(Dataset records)
--------------------------------------------------

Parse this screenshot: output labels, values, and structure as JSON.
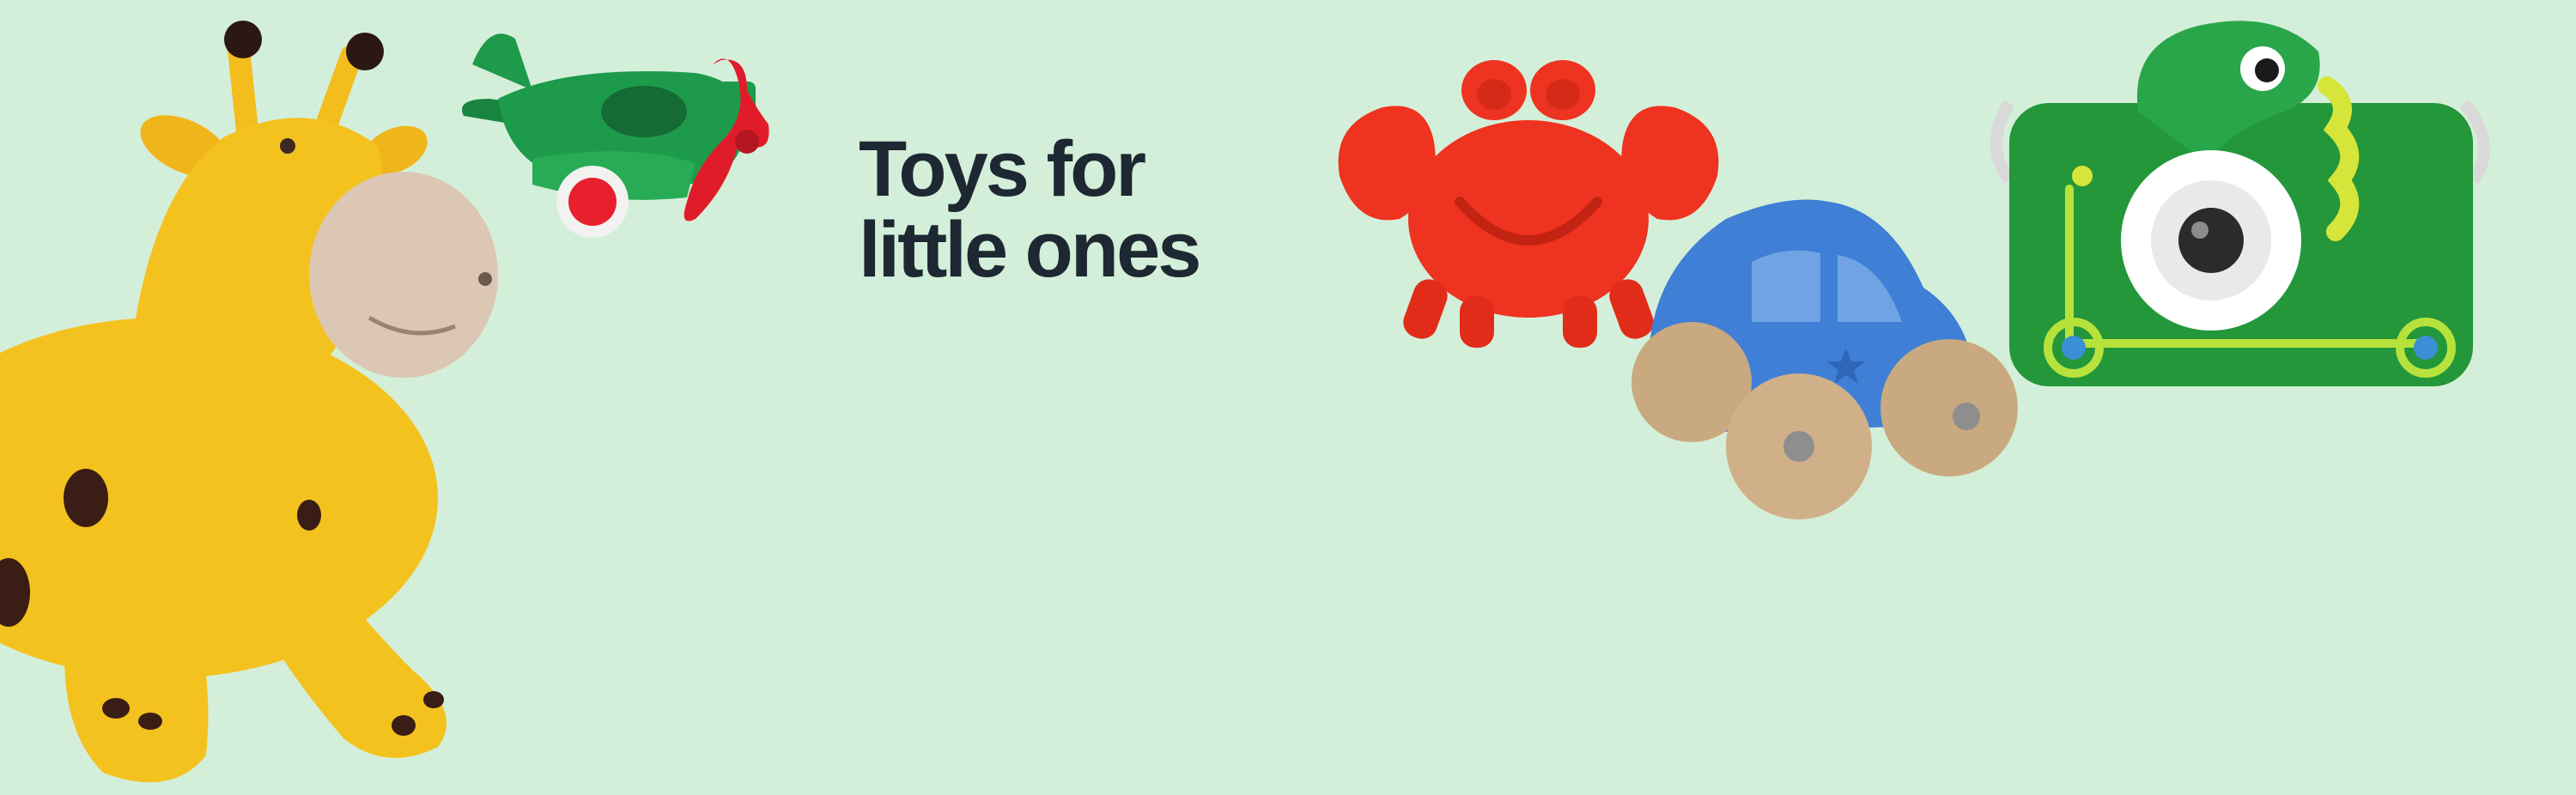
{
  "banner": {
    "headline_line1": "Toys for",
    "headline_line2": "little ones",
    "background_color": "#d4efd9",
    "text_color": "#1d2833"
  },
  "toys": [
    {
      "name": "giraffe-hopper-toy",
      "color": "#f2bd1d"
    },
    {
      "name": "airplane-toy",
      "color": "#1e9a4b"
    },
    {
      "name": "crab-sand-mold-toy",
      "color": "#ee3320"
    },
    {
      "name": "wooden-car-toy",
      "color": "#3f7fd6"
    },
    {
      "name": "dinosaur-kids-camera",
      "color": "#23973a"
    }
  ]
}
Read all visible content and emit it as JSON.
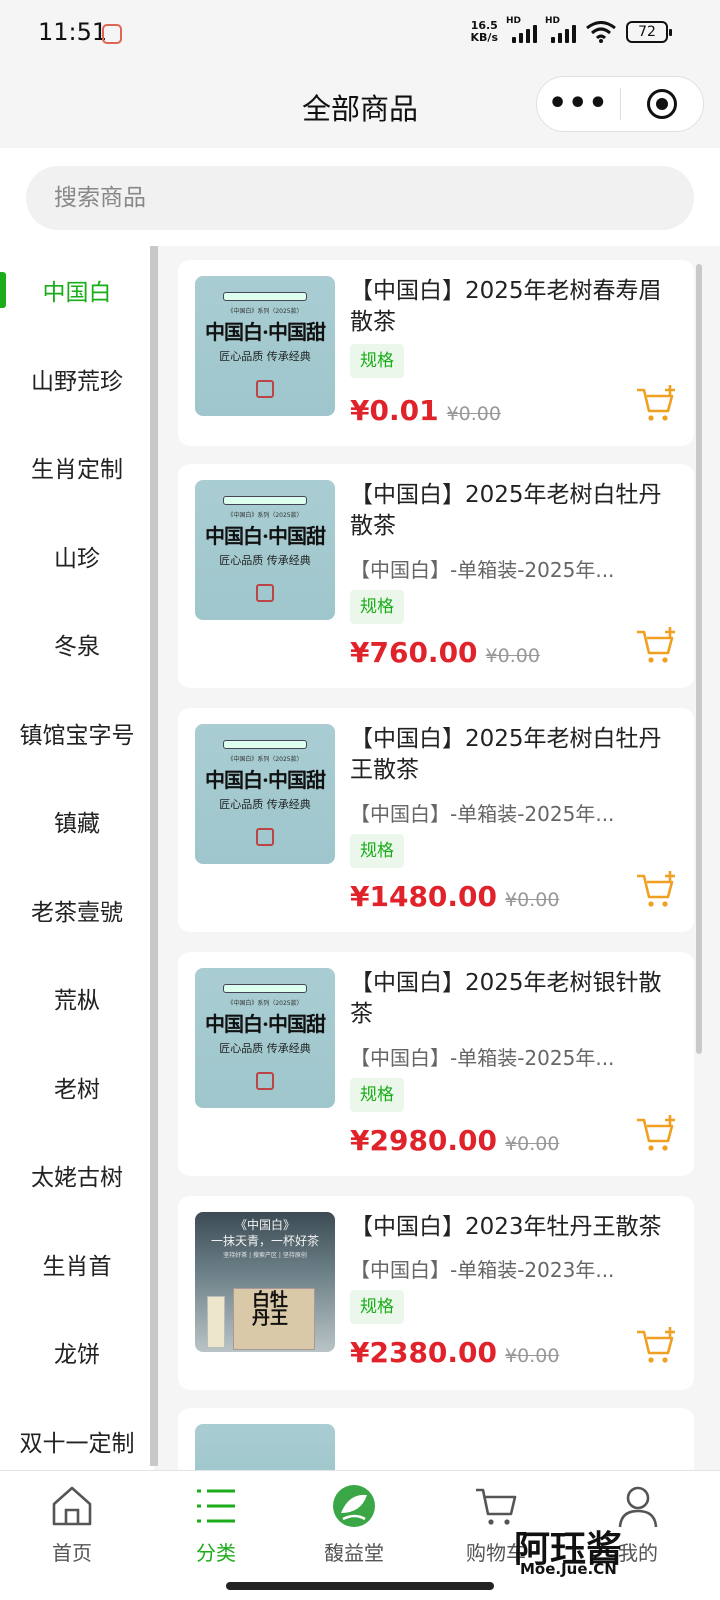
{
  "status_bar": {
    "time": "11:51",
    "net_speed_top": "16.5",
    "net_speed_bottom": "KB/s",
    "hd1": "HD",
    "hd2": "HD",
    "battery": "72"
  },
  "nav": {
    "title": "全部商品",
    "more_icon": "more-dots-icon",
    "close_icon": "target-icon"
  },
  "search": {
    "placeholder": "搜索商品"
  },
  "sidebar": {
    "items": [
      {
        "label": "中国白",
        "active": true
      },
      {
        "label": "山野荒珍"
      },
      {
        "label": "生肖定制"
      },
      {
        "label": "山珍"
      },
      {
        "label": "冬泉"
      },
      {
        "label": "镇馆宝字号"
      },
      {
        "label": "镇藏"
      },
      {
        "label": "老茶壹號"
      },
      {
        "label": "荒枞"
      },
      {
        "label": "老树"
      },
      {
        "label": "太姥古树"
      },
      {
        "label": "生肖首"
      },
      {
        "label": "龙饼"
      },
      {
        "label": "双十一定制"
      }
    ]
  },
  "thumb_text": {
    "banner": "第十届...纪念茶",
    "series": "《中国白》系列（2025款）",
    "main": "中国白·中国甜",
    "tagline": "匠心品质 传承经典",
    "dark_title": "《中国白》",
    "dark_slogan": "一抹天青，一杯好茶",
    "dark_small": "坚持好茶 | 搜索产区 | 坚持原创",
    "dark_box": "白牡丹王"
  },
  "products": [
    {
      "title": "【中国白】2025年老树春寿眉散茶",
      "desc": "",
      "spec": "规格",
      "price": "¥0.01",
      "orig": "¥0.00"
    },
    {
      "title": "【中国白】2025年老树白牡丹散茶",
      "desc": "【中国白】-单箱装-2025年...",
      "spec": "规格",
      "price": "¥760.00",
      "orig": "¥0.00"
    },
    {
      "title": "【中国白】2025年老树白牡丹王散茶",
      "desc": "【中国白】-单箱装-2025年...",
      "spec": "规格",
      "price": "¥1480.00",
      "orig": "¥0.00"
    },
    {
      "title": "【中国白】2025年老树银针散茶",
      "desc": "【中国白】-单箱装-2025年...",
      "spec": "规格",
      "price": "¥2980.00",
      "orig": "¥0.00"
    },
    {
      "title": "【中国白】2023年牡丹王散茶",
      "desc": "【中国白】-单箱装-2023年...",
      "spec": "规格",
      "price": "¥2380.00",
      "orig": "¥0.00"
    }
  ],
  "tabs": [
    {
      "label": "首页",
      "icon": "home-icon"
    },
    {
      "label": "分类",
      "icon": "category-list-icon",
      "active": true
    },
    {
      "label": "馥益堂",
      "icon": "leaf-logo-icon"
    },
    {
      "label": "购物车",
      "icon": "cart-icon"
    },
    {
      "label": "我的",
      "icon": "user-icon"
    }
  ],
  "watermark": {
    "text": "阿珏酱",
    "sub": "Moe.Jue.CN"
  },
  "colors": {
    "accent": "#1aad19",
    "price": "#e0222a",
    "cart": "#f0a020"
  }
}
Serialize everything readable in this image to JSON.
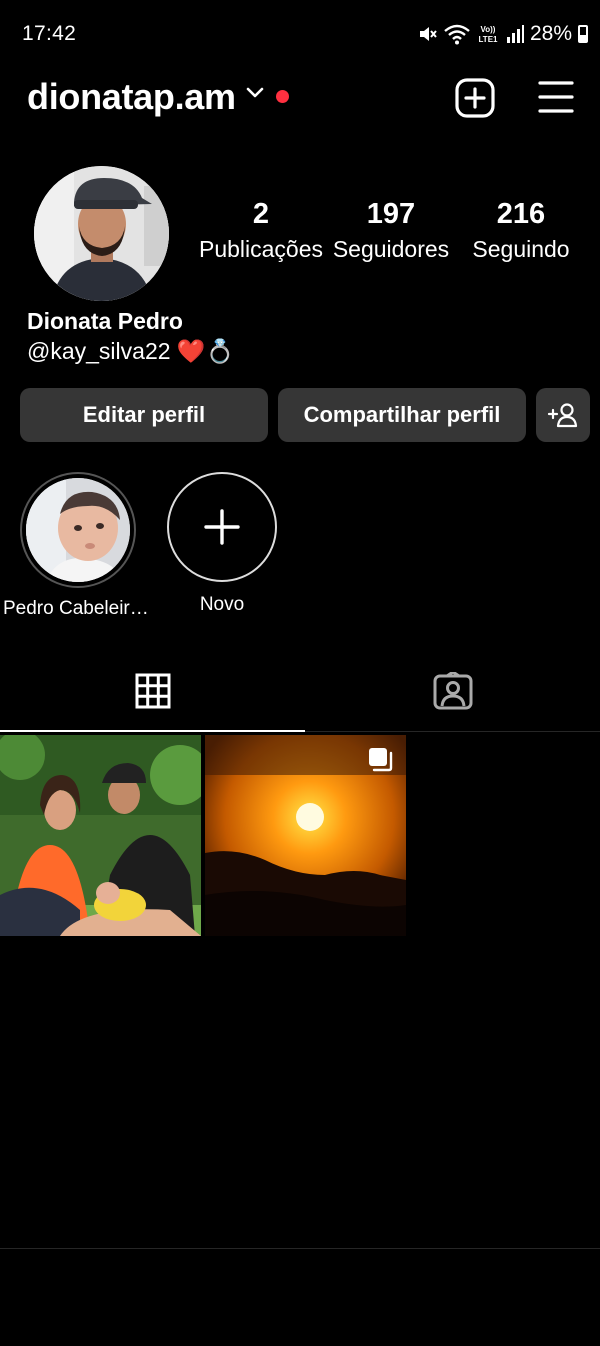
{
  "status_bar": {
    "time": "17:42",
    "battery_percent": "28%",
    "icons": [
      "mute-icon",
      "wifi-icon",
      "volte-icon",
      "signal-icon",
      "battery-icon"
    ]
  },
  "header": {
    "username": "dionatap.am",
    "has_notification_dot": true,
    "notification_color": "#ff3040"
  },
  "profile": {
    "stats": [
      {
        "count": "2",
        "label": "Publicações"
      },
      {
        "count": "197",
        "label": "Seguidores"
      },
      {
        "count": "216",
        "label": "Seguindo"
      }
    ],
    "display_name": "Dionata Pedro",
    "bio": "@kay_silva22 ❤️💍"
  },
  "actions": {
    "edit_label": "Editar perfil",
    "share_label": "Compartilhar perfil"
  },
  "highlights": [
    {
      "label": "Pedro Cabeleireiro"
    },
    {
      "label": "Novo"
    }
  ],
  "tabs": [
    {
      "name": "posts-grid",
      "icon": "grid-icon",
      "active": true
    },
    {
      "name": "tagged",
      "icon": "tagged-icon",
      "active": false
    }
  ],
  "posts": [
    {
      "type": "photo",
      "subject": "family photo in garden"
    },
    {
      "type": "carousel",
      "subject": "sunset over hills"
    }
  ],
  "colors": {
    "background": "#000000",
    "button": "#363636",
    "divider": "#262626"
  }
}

--------------------------------------------------

Set problem.
Using the records above, copy each line that contains "this".

The output.
Parse this screenshot: output labels, values, and structure as JSON.
Serialize everything readable in this image to JSON.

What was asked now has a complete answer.